**THE EXERCISE**
Keep the images out and copy every entry below exactly.

**SOURCE DATA**
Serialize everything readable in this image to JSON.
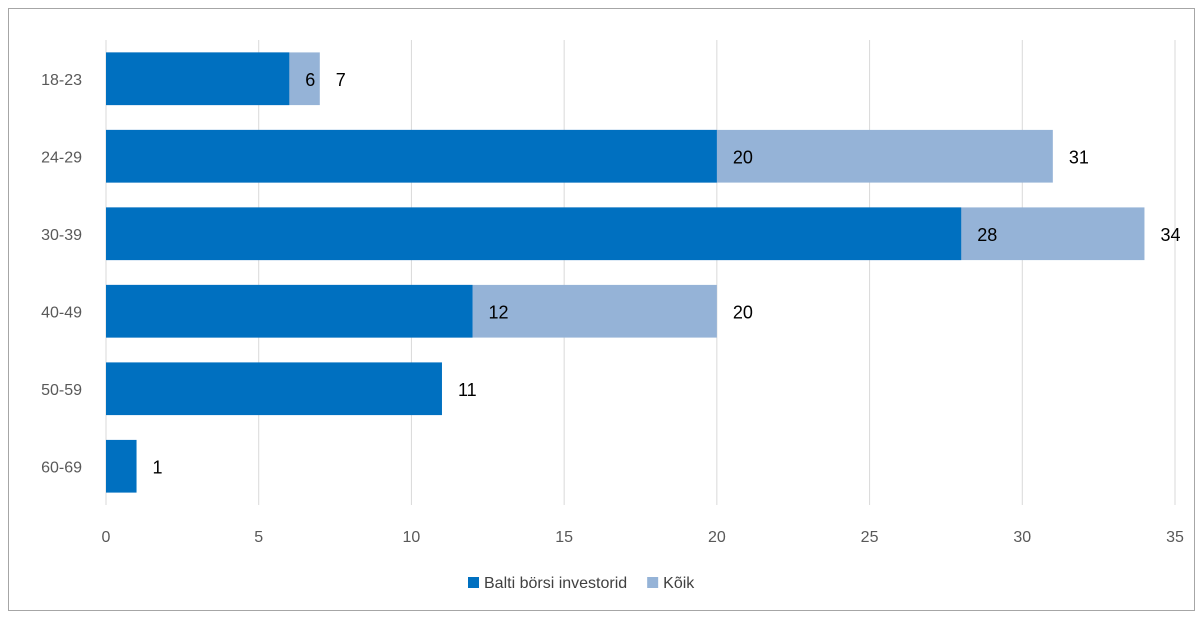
{
  "chart_data": {
    "type": "bar",
    "orientation": "horizontal",
    "categories": [
      "18-23",
      "24-29",
      "30-39",
      "40-49",
      "50-59",
      "60-69"
    ],
    "series": [
      {
        "name": "Balti börsi investorid",
        "values": [
          6,
          20,
          28,
          12,
          11,
          1
        ],
        "color": "#0070c0"
      },
      {
        "name": "Kõik",
        "values": [
          7,
          31,
          34,
          20,
          null,
          null
        ],
        "color": "#95b3d7"
      }
    ],
    "x_ticks": [
      0,
      5,
      10,
      15,
      20,
      25,
      30,
      35
    ],
    "xlim": [
      0,
      35
    ],
    "grid": true,
    "legend_position": "bottom"
  }
}
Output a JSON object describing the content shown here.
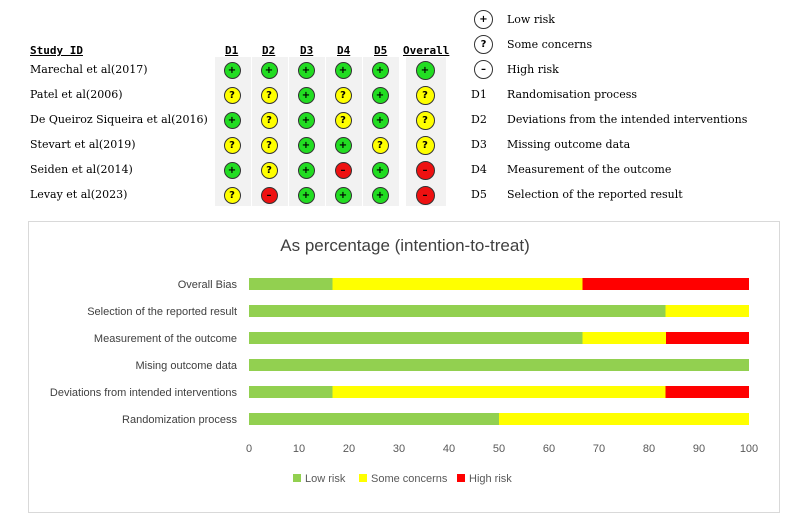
{
  "table": {
    "headers": {
      "study": "Study ID",
      "domains": [
        "D1",
        "D2",
        "D3",
        "D4",
        "D5"
      ],
      "overall": "Overall"
    },
    "symbols": {
      "low": "+",
      "some": "?",
      "high": "–"
    },
    "studies": [
      {
        "name": "Marechal et al(2017)",
        "judgements": [
          "low",
          "low",
          "low",
          "low",
          "low"
        ],
        "overall": "low"
      },
      {
        "name": "Patel et al(2006)",
        "judgements": [
          "some",
          "some",
          "low",
          "some",
          "low"
        ],
        "overall": "some"
      },
      {
        "name": "De Queiroz Siqueira et al(2016)",
        "judgements": [
          "low",
          "some",
          "low",
          "some",
          "low"
        ],
        "overall": "some"
      },
      {
        "name": "Stevart et al(2019)",
        "judgements": [
          "some",
          "some",
          "low",
          "low",
          "some"
        ],
        "overall": "some"
      },
      {
        "name": "Seiden et al(2014)",
        "judgements": [
          "low",
          "some",
          "low",
          "high",
          "low"
        ],
        "overall": "high"
      },
      {
        "name": "Levay et al(2023)",
        "judgements": [
          "some",
          "high",
          "low",
          "low",
          "low"
        ],
        "overall": "high"
      }
    ]
  },
  "legend": {
    "judgements": [
      {
        "key": "low",
        "label": "Low risk",
        "symbol": "+"
      },
      {
        "key": "some",
        "label": "Some concerns",
        "symbol": "?"
      },
      {
        "key": "high",
        "label": "High risk",
        "symbol": "–"
      }
    ],
    "domains": [
      {
        "key": "D1",
        "desc": "Randomisation process"
      },
      {
        "key": "D2",
        "desc": "Deviations from the intended interventions"
      },
      {
        "key": "D3",
        "desc": "Missing outcome data"
      },
      {
        "key": "D4",
        "desc": "Measurement of the outcome"
      },
      {
        "key": "D5",
        "desc": "Selection of the reported result"
      }
    ]
  },
  "colors": {
    "dot_low": "#22dd22",
    "dot_some": "#ffff00",
    "dot_high": "#ee1111",
    "bar_low": "#92d050",
    "bar_some": "#ffff00",
    "bar_high": "#ff0000"
  },
  "chart_data": {
    "type": "bar",
    "orientation": "horizontal",
    "stacked": true,
    "title": "As percentage (intention-to-treat)",
    "categories": [
      "Overall Bias",
      "Selection of the reported result",
      "Measurement of the outcome",
      "Mising outcome data",
      "Deviations from intended interventions",
      "Randomization process"
    ],
    "series": [
      {
        "name": "Low risk",
        "values": [
          16.7,
          83.3,
          66.7,
          100,
          16.7,
          50
        ]
      },
      {
        "name": "Some concerns",
        "values": [
          50,
          16.7,
          16.7,
          0,
          66.6,
          50
        ]
      },
      {
        "name": "High risk",
        "values": [
          33.3,
          0,
          16.6,
          0,
          16.7,
          0
        ]
      }
    ],
    "xlim": [
      0,
      100
    ],
    "xticks": [
      0,
      10,
      20,
      30,
      40,
      50,
      60,
      70,
      80,
      90,
      100
    ],
    "legend_position": "bottom",
    "grid": false
  }
}
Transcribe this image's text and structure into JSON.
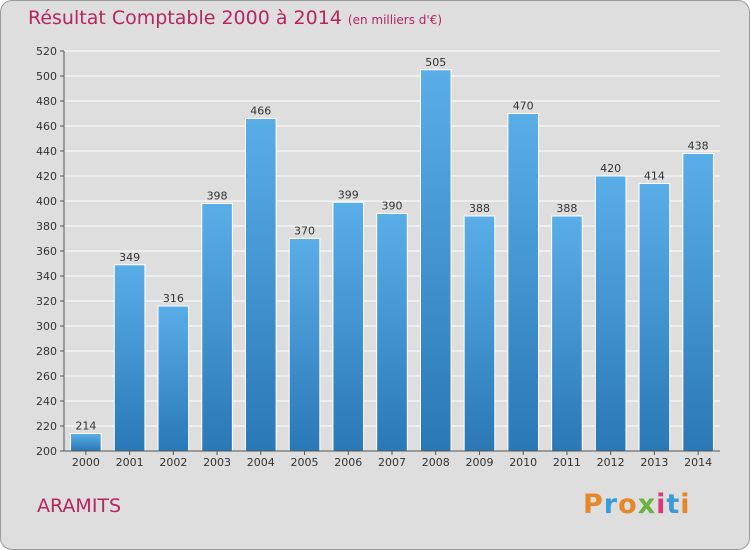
{
  "header": {
    "title": "Résultat Comptable 2000 à 2014",
    "unit": "(en milliers d'€)"
  },
  "footer": {
    "town": "ARAMITS",
    "logo_letters": [
      "P",
      "r",
      "o",
      "x",
      "i",
      "t",
      "i"
    ]
  },
  "colors": {
    "title": "#b5265e",
    "bar_top": "#5aaee8",
    "bar_bottom": "#2a78b6",
    "background": "#dedede",
    "grid": "#ffffff"
  },
  "chart_data": {
    "type": "bar",
    "title": "Résultat Comptable 2000 à 2014",
    "xlabel": "",
    "ylabel": "",
    "unit": "milliers d'€",
    "categories": [
      "2000",
      "2001",
      "2002",
      "2003",
      "2004",
      "2005",
      "2006",
      "2007",
      "2008",
      "2009",
      "2010",
      "2011",
      "2012",
      "2013",
      "2014"
    ],
    "values": [
      214,
      349,
      316,
      398,
      466,
      370,
      399,
      390,
      505,
      388,
      470,
      388,
      420,
      414,
      438
    ],
    "ylim": [
      200,
      520
    ],
    "ytick_step": 20,
    "grid": true
  }
}
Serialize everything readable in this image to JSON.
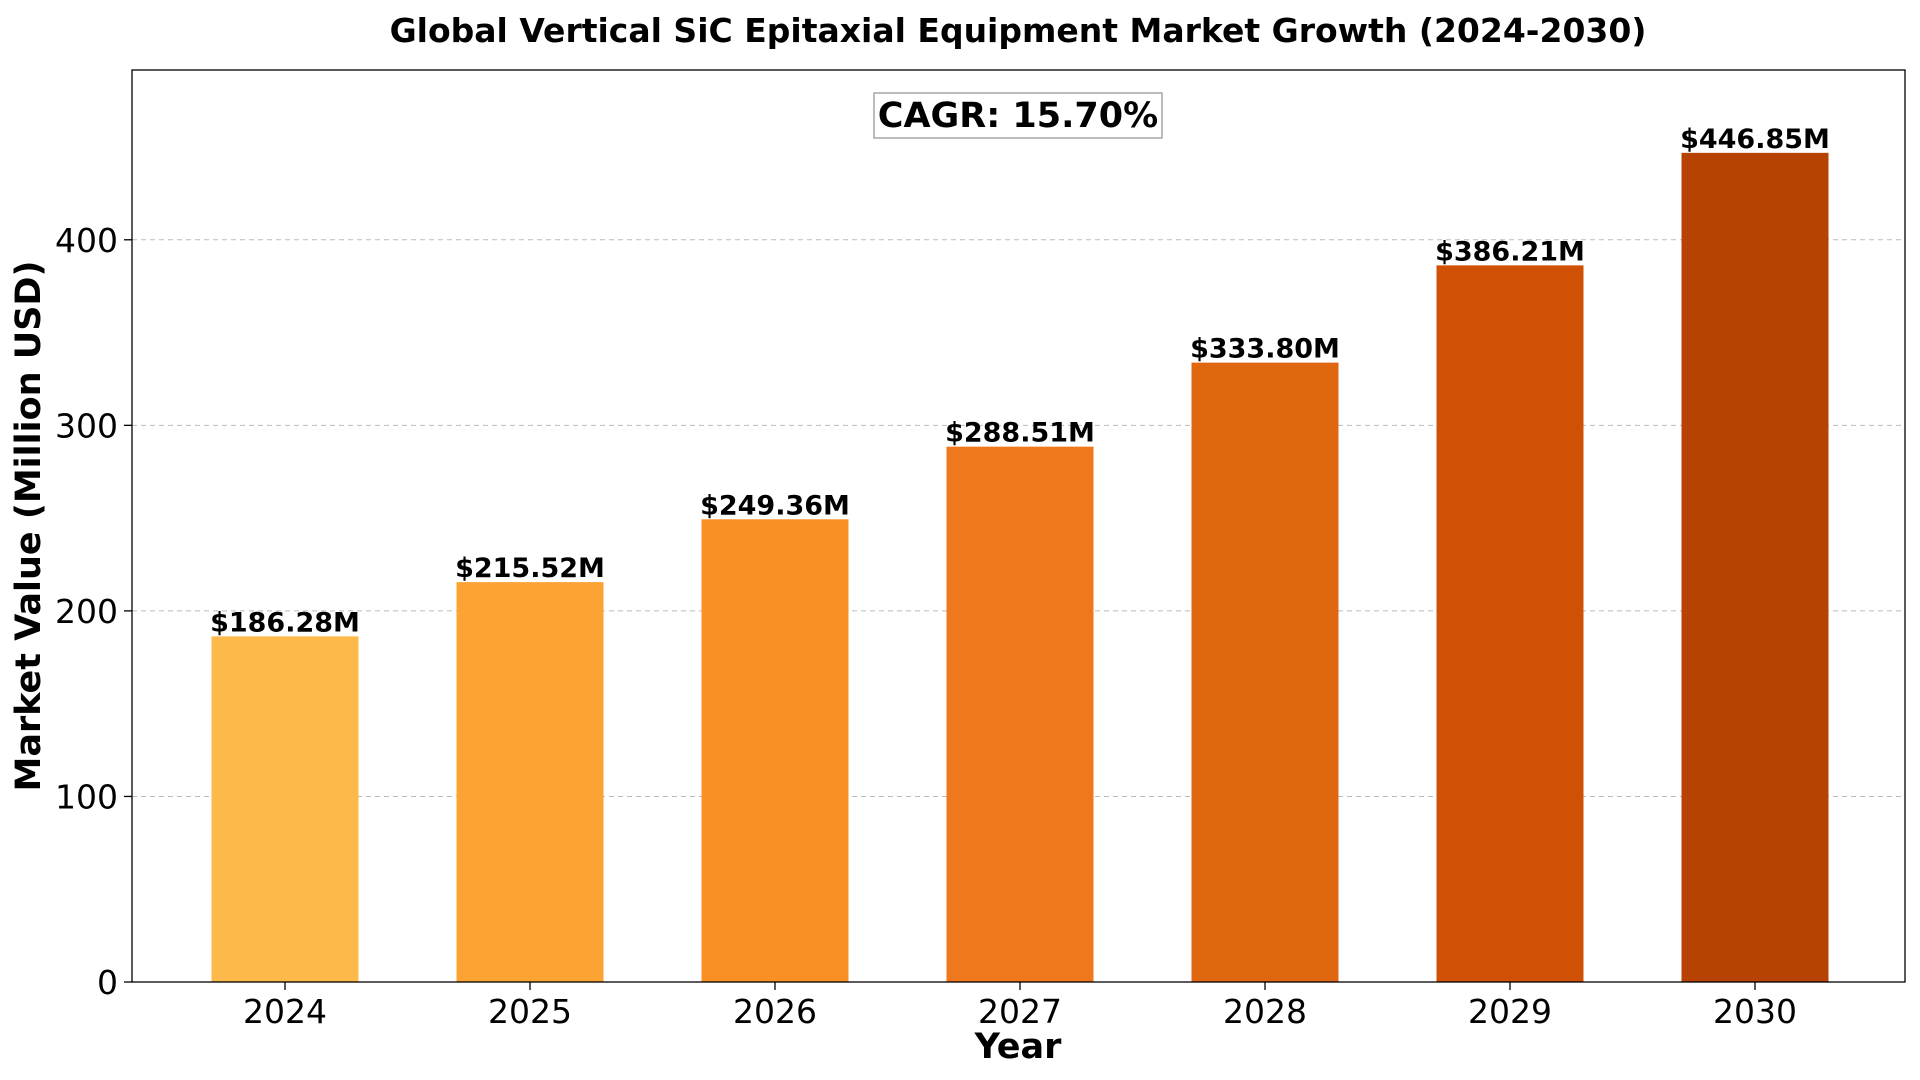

**FINAL ANSWER**
Serialize everything readable in this image to JSON.
{
  "chart_data": {
    "type": "bar",
    "orientation": "horizontal",
    "categories": [
      "18-23",
      "24-29",
      "30-39",
      "40-49",
      "50-59",
      "60-69"
    ],
    "series": [
      {
        "name": "Balti börsi investorid",
        "values": [
          6,
          20,
          28,
          12,
          11,
          1
        ],
        "color": "#0070c0"
      },
      {
        "name": "Kõik",
        "values": [
          7,
          31,
          34,
          20,
          null,
          null
        ],
        "color": "#95b3d7"
      }
    ],
    "x_ticks": [
      0,
      5,
      10,
      15,
      20,
      25,
      30,
      35
    ],
    "xlim": [
      0,
      35
    ],
    "grid": true,
    "legend_position": "bottom"
  }
}
Output a JSON object describing the content shown here.
{
  "table": {
    "headers": {
      "study": "Study ID",
      "domains": [
        "D1",
        "D2",
        "D3",
        "D4",
        "D5"
      ],
      "overall": "Overall"
    },
    "symbols": {
      "low": "+",
      "some": "?",
      "high": "–"
    },
    "studies": [
      {
        "name": "Marechal et al(2017)",
        "judgements": [
          "low",
          "low",
          "low",
          "low",
          "low"
        ],
        "overall": "low"
      },
      {
        "name": "Patel et al(2006)",
        "judgements": [
          "some",
          "some",
          "low",
          "some",
          "low"
        ],
        "overall": "some"
      },
      {
        "name": "De Queiroz Siqueira et al(2016)",
        "judgements": [
          "low",
          "some",
          "low",
          "some",
          "low"
        ],
        "overall": "some"
      },
      {
        "name": "Stevart et al(2019)",
        "judgements": [
          "some",
          "some",
          "low",
          "low",
          "some"
        ],
        "overall": "some"
      },
      {
        "name": "Seiden et al(2014)",
        "judgements": [
          "low",
          "some",
          "low",
          "high",
          "low"
        ],
        "overall": "high"
      },
      {
        "name": "Levay et al(2023)",
        "judgements": [
          "some",
          "high",
          "low",
          "low",
          "low"
        ],
        "overall": "high"
      }
    ]
  },
  "legend": {
    "judgements": [
      {
        "key": "low",
        "label": "Low risk",
        "symbol": "+"
      },
      {
        "key": "some",
        "label": "Some concerns",
        "symbol": "?"
      },
      {
        "key": "high",
        "label": "High risk",
        "symbol": "–"
      }
    ],
    "domains": [
      {
        "key": "D1",
        "desc": "Randomisation process"
      },
      {
        "key": "D2",
        "desc": "Deviations from the intended interventions"
      },
      {
        "key": "D3",
        "desc": "Missing outcome data"
      },
      {
        "key": "D4",
        "desc": "Measurement of the outcome"
      },
      {
        "key": "D5",
        "desc": "Selection of the reported result"
      }
    ]
  },
  "colors": {
    "dot_low": "#22dd22",
    "dot_some": "#ffff00",
    "dot_high": "#ee1111",
    "bar_low": "#92d050",
    "bar_some": "#ffff00",
    "bar_high": "#ff0000"
  },
  "chart_data": {
    "type": "bar",
    "orientation": "horizontal",
    "stacked": true,
    "title": "As percentage (intention-to-treat)",
    "categories": [
      "Overall Bias",
      "Selection of the reported result",
      "Measurement of the outcome",
      "Mising outcome data",
      "Deviations from intended interventions",
      "Randomization process"
    ],
    "series": [
      {
        "name": "Low risk",
        "values": [
          16.7,
          83.3,
          66.7,
          100,
          16.7,
          50
        ]
      },
      {
        "name": "Some concerns",
        "values": [
          50,
          16.7,
          16.7,
          0,
          66.6,
          50
        ]
      },
      {
        "name": "High risk",
        "values": [
          33.3,
          0,
          16.6,
          0,
          16.7,
          0
        ]
      }
    ],
    "xlim": [
      0,
      100
    ],
    "xticks": [
      0,
      10,
      20,
      30,
      40,
      50,
      60,
      70,
      80,
      90,
      100
    ],
    "legend_position": "bottom",
    "grid": false
  }
}
Transcribe this image's text and structure into JSON.
{
  "header": {
    "title": "Résultat Comptable 2000 à 2014",
    "unit": "(en milliers d'€)"
  },
  "footer": {
    "town": "ARAMITS",
    "logo_letters": [
      "P",
      "r",
      "o",
      "x",
      "i",
      "t",
      "i"
    ]
  },
  "colors": {
    "title": "#b5265e",
    "bar_top": "#5aaee8",
    "bar_bottom": "#2a78b6",
    "background": "#dedede",
    "grid": "#ffffff"
  },
  "chart_data": {
    "type": "bar",
    "title": "Résultat Comptable 2000 à 2014",
    "xlabel": "",
    "ylabel": "",
    "unit": "milliers d'€",
    "categories": [
      "2000",
      "2001",
      "2002",
      "2003",
      "2004",
      "2005",
      "2006",
      "2007",
      "2008",
      "2009",
      "2010",
      "2011",
      "2012",
      "2013",
      "2014"
    ],
    "values": [
      214,
      349,
      316,
      398,
      466,
      370,
      399,
      390,
      505,
      388,
      470,
      388,
      420,
      414,
      438
    ],
    "ylim": [
      200,
      520
    ],
    "ytick_step": 20,
    "grid": true
  }
}
Serialize everything readable in this image to JSON.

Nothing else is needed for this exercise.